◆ Exercise goal ◆
Track down every line below that holds "this" and copy it.

◆ Given records ◆
^^^^^^^^^^^^^^^^
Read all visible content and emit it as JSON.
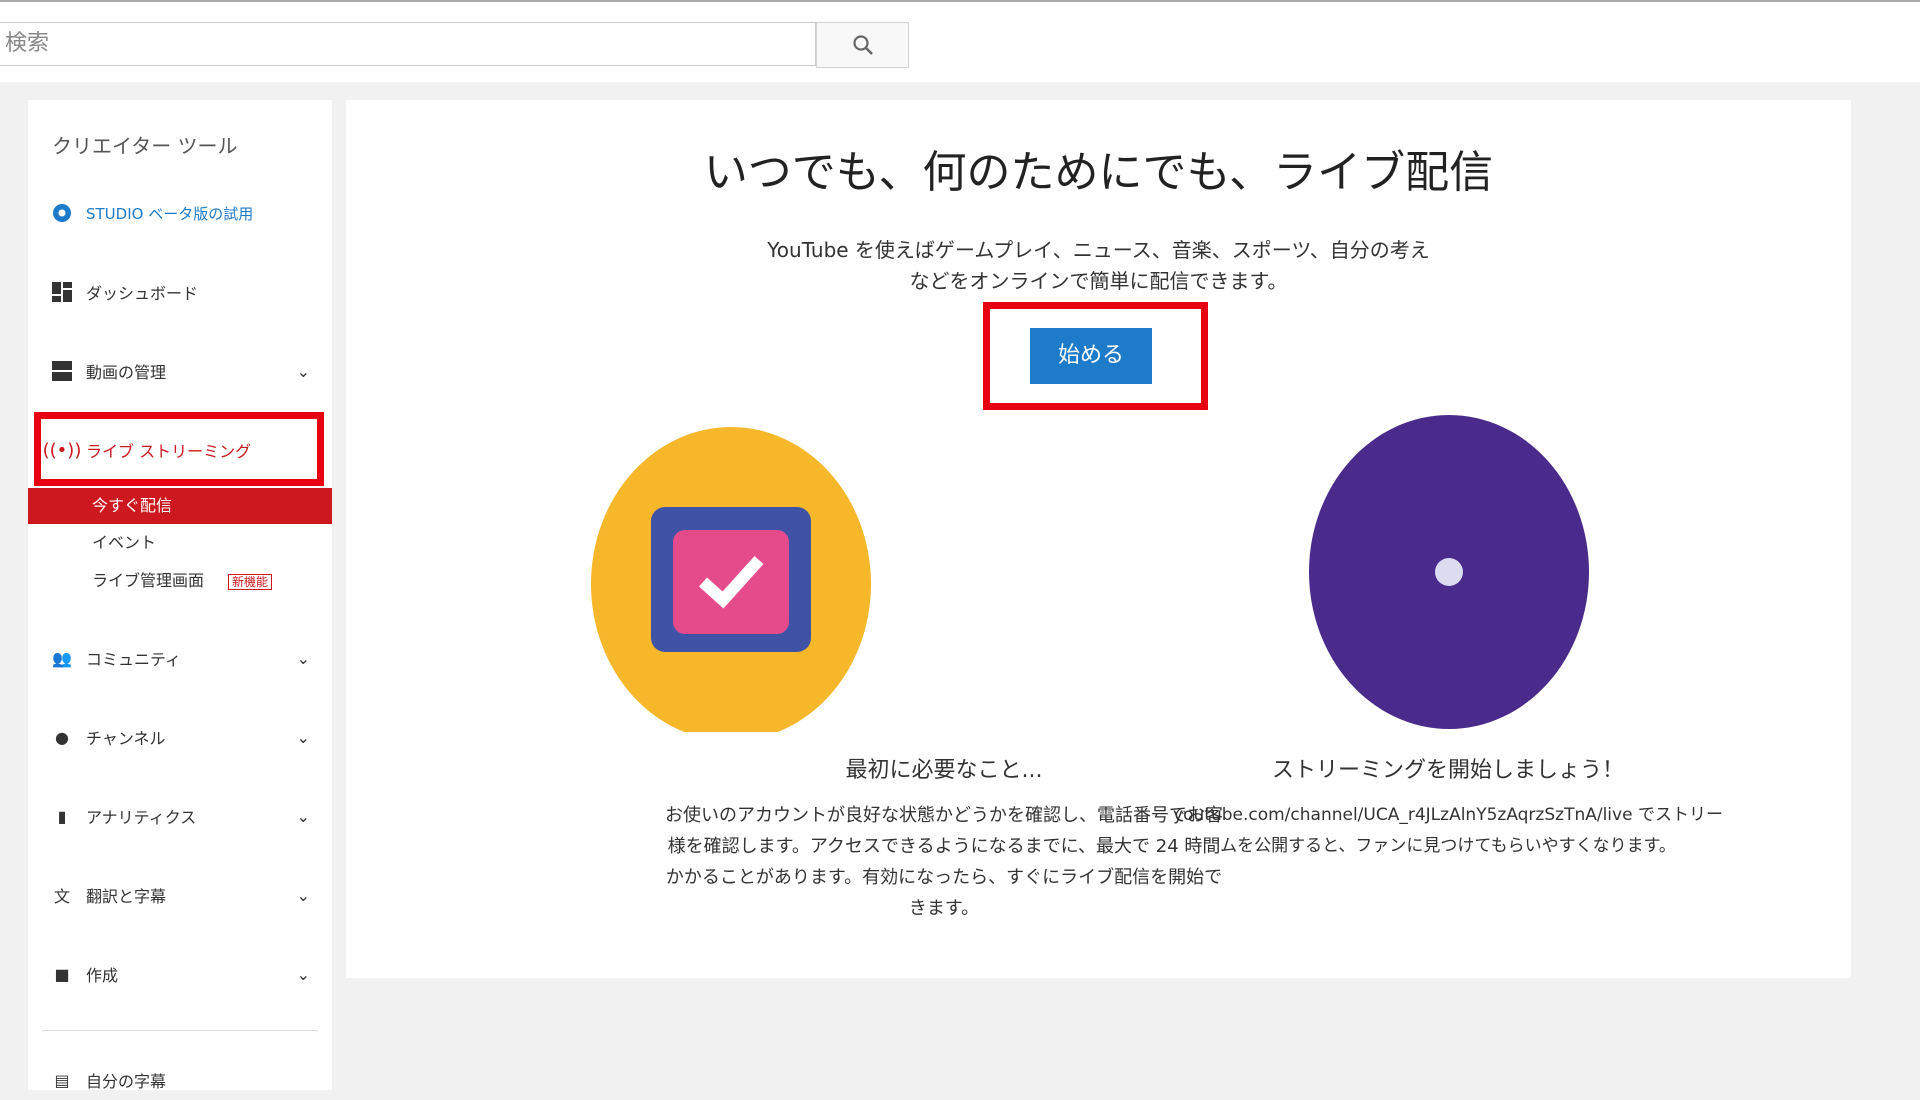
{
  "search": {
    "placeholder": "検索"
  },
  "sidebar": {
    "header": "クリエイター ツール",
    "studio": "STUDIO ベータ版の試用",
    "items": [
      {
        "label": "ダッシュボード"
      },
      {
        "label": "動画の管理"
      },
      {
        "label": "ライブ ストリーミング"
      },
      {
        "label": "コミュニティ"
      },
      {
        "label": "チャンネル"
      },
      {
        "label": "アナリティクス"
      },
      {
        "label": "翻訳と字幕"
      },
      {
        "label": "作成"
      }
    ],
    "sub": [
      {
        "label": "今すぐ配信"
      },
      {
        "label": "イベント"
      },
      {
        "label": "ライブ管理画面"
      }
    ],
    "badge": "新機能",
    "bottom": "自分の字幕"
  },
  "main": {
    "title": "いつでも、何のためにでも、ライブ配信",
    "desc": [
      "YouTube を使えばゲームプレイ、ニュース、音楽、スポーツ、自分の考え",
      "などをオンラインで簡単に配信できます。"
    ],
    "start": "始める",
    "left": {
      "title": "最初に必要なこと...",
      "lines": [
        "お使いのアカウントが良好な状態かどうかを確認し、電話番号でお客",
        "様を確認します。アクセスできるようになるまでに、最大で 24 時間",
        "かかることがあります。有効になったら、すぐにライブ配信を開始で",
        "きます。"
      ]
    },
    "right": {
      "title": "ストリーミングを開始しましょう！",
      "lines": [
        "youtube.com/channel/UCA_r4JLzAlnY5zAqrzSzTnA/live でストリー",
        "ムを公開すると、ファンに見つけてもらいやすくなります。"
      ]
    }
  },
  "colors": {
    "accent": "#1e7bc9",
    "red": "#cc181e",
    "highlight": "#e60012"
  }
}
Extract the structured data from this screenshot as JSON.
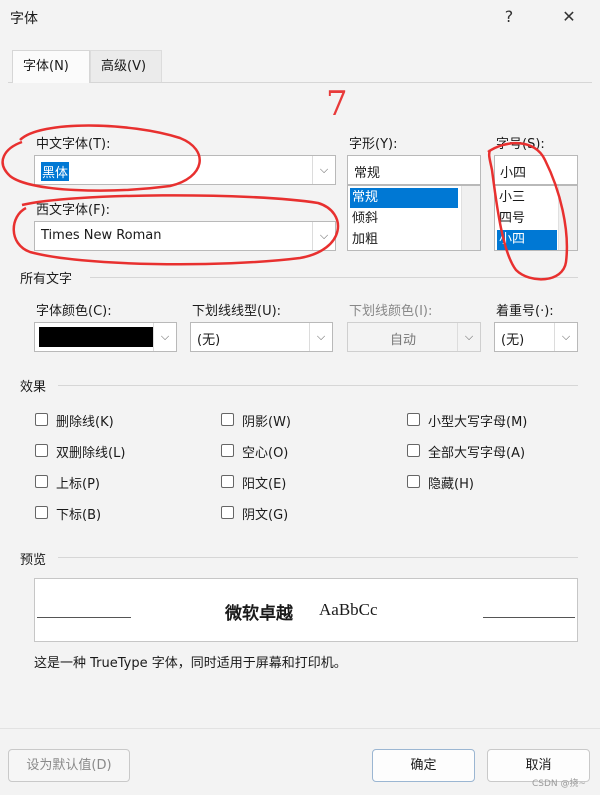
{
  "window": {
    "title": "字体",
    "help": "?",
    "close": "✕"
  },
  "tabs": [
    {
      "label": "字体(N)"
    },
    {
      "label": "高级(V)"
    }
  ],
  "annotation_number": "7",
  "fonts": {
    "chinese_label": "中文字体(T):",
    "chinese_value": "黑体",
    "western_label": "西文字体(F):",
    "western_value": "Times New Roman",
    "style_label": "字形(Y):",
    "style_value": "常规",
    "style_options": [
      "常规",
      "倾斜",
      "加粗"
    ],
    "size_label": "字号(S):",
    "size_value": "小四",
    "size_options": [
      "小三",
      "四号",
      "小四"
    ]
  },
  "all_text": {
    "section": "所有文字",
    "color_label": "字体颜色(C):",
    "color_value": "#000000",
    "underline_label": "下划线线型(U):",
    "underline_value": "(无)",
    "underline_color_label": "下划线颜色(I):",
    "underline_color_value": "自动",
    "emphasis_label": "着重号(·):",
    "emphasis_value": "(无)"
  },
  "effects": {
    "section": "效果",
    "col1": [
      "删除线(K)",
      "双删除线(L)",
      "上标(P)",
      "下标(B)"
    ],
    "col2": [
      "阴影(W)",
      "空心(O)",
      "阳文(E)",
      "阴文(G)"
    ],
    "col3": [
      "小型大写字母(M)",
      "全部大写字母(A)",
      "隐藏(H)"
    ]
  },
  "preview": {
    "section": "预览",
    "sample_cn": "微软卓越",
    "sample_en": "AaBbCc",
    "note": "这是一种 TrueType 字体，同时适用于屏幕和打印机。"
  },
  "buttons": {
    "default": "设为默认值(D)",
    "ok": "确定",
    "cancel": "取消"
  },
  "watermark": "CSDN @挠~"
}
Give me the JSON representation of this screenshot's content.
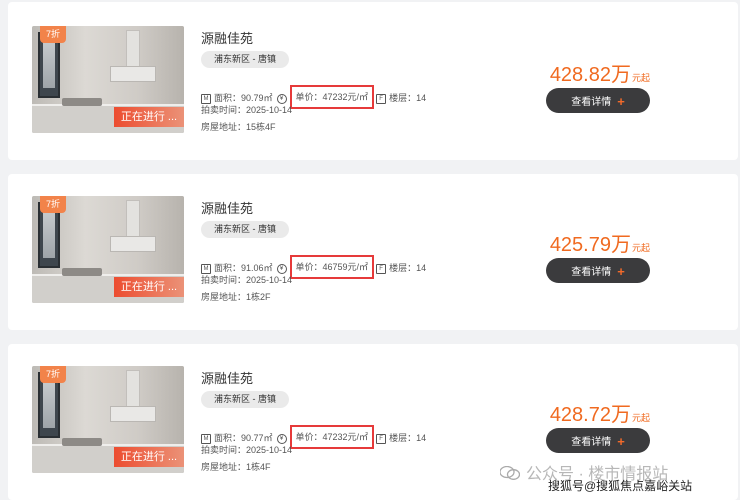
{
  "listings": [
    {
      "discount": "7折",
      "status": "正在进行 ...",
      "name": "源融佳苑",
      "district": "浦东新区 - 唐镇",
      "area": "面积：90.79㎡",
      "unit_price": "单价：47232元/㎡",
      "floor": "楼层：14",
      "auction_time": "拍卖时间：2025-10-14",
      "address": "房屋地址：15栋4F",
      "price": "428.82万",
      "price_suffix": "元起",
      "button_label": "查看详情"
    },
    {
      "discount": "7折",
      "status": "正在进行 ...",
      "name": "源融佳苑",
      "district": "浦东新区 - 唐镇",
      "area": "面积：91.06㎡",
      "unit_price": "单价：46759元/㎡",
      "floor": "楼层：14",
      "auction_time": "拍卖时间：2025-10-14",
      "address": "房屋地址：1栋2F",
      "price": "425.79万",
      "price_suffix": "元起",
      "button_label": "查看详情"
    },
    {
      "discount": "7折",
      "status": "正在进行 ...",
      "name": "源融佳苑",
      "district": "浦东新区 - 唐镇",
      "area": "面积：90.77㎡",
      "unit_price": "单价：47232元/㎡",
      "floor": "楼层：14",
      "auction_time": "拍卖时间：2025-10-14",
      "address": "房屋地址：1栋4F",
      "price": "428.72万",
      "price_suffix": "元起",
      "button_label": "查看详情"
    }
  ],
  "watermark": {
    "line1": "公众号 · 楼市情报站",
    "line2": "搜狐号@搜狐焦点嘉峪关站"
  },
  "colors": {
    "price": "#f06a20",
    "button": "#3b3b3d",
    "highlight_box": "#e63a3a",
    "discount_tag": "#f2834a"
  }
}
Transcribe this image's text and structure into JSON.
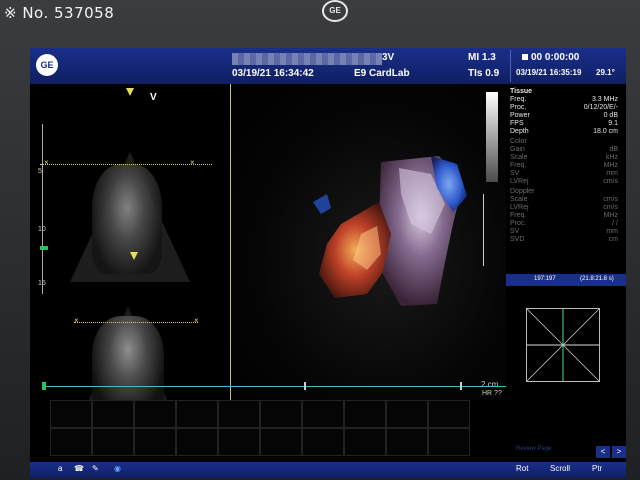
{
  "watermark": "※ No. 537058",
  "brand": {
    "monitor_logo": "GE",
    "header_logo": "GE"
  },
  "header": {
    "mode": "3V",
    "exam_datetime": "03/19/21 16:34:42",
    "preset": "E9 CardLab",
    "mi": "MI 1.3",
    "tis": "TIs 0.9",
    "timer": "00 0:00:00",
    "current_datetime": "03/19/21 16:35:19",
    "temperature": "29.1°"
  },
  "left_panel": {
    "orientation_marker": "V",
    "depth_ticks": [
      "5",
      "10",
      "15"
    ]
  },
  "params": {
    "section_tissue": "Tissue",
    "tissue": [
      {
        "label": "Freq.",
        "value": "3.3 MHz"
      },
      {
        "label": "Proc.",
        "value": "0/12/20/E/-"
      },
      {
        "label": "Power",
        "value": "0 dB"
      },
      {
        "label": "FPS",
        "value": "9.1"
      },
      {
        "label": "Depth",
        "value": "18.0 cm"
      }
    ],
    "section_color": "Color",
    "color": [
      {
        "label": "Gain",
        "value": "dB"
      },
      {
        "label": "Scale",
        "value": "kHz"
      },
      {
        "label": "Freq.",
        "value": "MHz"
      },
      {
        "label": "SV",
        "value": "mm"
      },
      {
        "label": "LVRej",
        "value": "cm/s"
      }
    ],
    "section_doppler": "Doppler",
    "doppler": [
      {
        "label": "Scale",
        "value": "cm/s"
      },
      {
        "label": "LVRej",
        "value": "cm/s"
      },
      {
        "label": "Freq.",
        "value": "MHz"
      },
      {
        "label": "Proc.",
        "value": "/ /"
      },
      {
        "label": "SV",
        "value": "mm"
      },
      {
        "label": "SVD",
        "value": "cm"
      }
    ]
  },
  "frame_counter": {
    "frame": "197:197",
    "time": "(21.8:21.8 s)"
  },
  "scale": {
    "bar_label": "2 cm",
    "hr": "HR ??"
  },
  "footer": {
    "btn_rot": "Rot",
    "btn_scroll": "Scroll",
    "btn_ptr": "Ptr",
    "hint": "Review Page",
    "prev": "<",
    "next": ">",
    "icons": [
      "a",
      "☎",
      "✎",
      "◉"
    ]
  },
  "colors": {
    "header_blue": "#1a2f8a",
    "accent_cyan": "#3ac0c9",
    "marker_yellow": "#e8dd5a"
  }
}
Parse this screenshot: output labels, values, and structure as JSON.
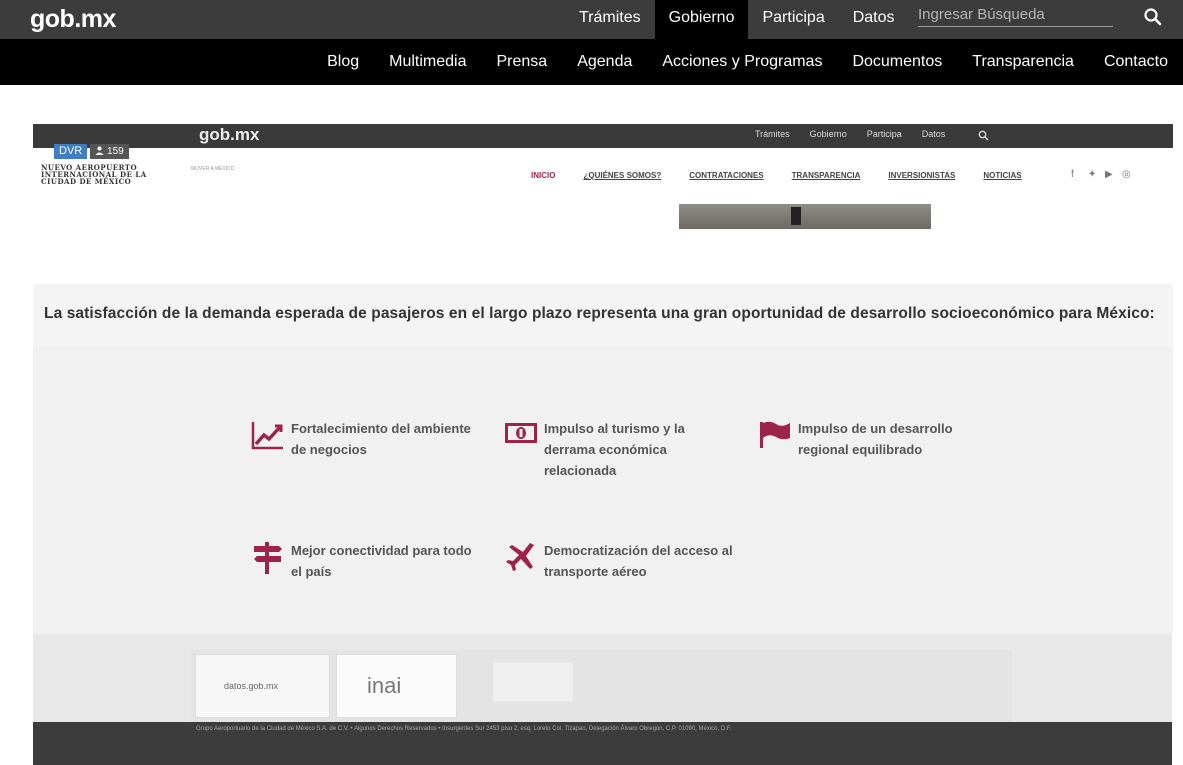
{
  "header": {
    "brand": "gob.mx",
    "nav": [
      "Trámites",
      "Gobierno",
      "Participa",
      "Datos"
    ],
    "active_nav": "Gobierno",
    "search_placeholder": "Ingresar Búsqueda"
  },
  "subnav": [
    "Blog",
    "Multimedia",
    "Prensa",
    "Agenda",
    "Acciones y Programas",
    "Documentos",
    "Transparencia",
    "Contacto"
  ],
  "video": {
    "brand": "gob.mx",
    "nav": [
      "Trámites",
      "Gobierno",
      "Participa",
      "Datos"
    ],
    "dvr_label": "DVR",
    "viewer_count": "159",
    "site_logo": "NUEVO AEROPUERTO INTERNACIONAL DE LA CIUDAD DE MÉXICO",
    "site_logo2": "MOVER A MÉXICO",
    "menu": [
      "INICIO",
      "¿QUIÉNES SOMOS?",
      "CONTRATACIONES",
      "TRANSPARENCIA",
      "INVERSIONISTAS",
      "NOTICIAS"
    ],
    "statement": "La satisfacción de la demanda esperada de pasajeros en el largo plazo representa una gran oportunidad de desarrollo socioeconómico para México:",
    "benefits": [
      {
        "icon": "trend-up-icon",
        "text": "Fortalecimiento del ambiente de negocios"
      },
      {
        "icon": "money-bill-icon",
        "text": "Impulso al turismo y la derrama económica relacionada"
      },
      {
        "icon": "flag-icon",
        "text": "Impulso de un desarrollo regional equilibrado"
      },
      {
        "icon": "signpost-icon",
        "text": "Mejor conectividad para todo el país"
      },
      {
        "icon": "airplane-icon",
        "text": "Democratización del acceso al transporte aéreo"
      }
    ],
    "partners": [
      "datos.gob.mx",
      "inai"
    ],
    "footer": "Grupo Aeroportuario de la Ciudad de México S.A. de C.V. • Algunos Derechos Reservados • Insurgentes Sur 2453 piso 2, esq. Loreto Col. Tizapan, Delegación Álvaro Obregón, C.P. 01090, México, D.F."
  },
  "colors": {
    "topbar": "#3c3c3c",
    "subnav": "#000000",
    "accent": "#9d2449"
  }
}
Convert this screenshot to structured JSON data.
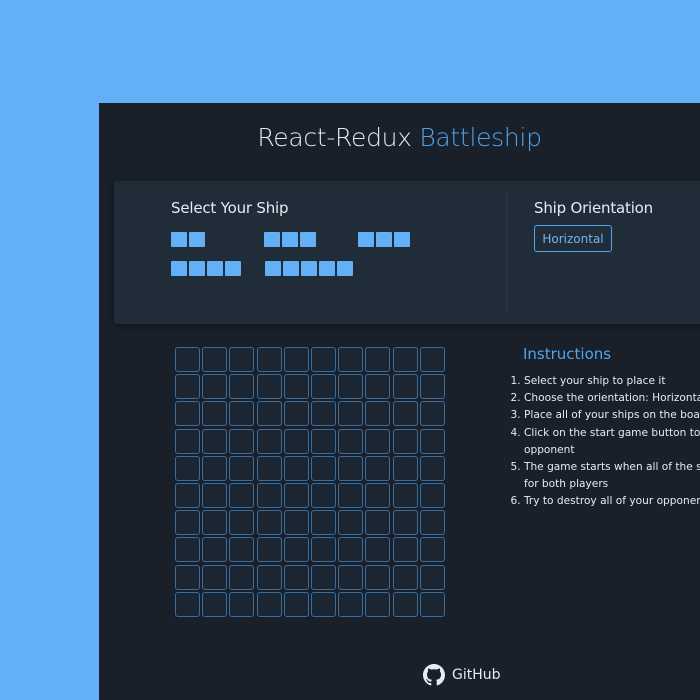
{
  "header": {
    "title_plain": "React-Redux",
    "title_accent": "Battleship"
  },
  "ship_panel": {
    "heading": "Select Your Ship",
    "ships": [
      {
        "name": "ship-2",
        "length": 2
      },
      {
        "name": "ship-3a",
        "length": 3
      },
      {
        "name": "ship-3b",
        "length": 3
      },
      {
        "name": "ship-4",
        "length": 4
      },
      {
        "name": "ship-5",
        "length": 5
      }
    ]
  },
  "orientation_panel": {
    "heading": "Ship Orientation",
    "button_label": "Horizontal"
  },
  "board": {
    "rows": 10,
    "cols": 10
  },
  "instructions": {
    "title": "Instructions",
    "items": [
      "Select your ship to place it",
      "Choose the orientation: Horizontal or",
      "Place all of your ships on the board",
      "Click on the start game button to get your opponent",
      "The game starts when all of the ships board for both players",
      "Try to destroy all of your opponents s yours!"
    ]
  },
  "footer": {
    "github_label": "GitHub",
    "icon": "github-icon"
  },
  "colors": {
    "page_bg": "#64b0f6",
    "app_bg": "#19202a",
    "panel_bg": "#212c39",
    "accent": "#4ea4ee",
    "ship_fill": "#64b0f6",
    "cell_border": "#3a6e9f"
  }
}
^^^^^^^^^^^^^^^^
◆ Expected answer ◆
Extract the structured data from this screenshot as JSON.
Give me the JSON representation of this screenshot's content.
Transcribe this image's text and structure into JSON.
Parse this screenshot: output labels, values, and structure as JSON.
Convert this screenshot to structured JSON data.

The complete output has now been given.